DIRECTIONS: Count the lines below that contain the word "ByLayer" and give only that number.

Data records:
* start *
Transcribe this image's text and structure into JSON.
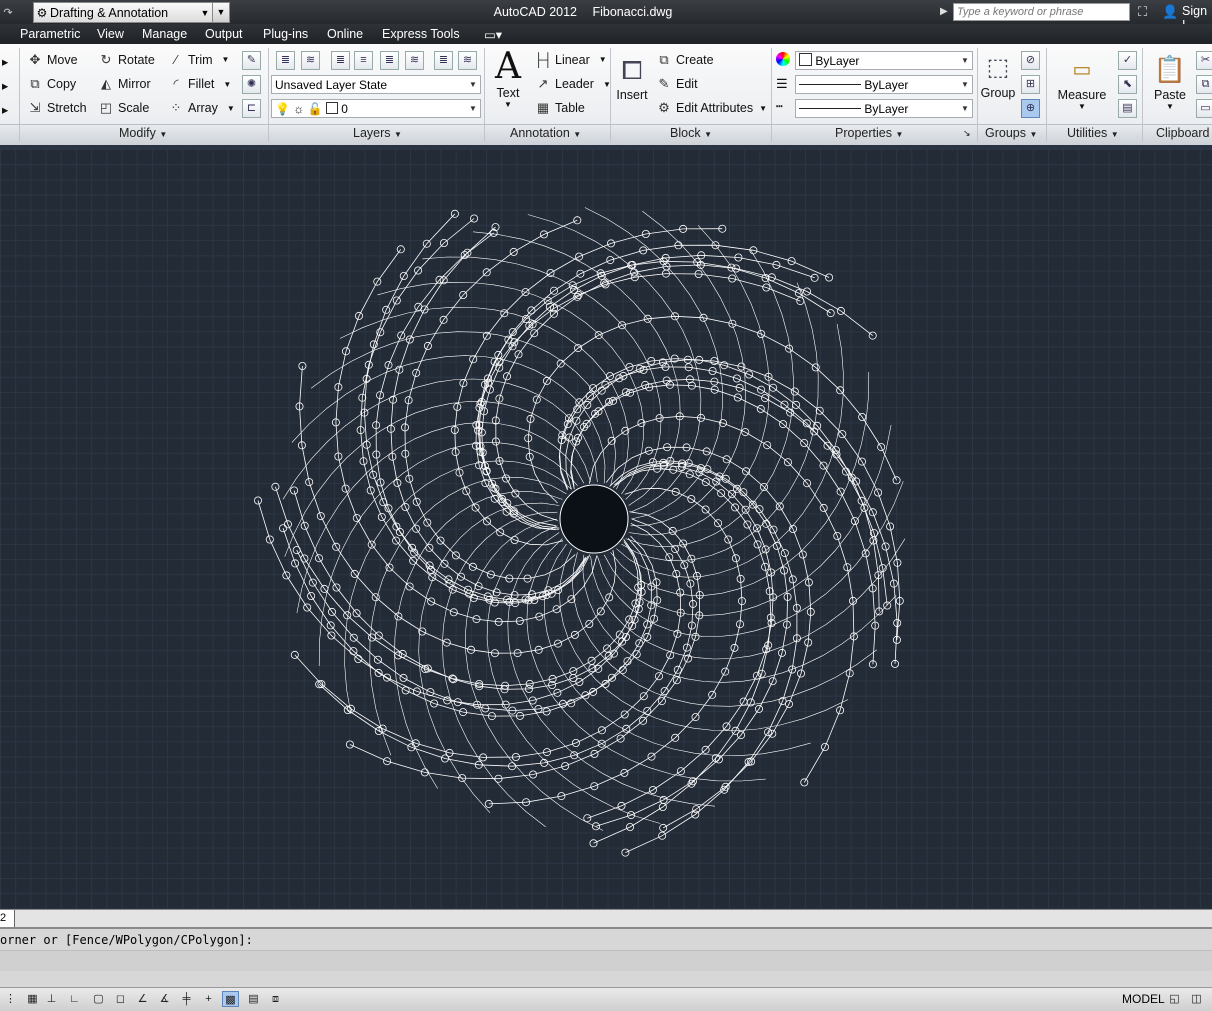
{
  "titlebar": {
    "workspace": "Drafting & Annotation",
    "app_name": "AutoCAD 2012",
    "file_name": "Fibonacci.dwg",
    "search_placeholder": "Type a keyword or phrase",
    "sign_in": "Sign I"
  },
  "menubar": {
    "items": [
      "Parametric",
      "View",
      "Manage",
      "Output",
      "Plug-ins",
      "Online",
      "Express Tools"
    ]
  },
  "ribbon": {
    "modify": {
      "title": "Modify",
      "move": "Move",
      "rotate": "Rotate",
      "trim": "Trim",
      "copy": "Copy",
      "mirror": "Mirror",
      "fillet": "Fillet",
      "stretch": "Stretch",
      "scale": "Scale",
      "array": "Array"
    },
    "layers": {
      "title": "Layers",
      "layer_state": "Unsaved Layer State",
      "current_layer": "0"
    },
    "annotation": {
      "title": "Annotation",
      "text": "Text",
      "linear": "Linear",
      "leader": "Leader",
      "table": "Table"
    },
    "block": {
      "title": "Block",
      "insert": "Insert",
      "create": "Create",
      "edit": "Edit",
      "edit_attributes": "Edit Attributes"
    },
    "properties": {
      "title": "Properties",
      "color": "ByLayer",
      "linetype": "ByLayer",
      "lineweight": "ByLayer"
    },
    "groups": {
      "title": "Groups",
      "group": "Group"
    },
    "utilities": {
      "title": "Utilities",
      "measure": "Measure"
    },
    "clipboard": {
      "title": "Clipboard",
      "paste": "Paste"
    }
  },
  "layout_tab": "2",
  "command_line": {
    "history": "orner or [Fence/WPolygon/CPolygon]:"
  },
  "status_bar": {
    "space": "MODEL"
  },
  "drawing": {
    "description_color": "#ffffff",
    "background": "#232b37"
  }
}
* end *
PROBLEM SOLUTION: 3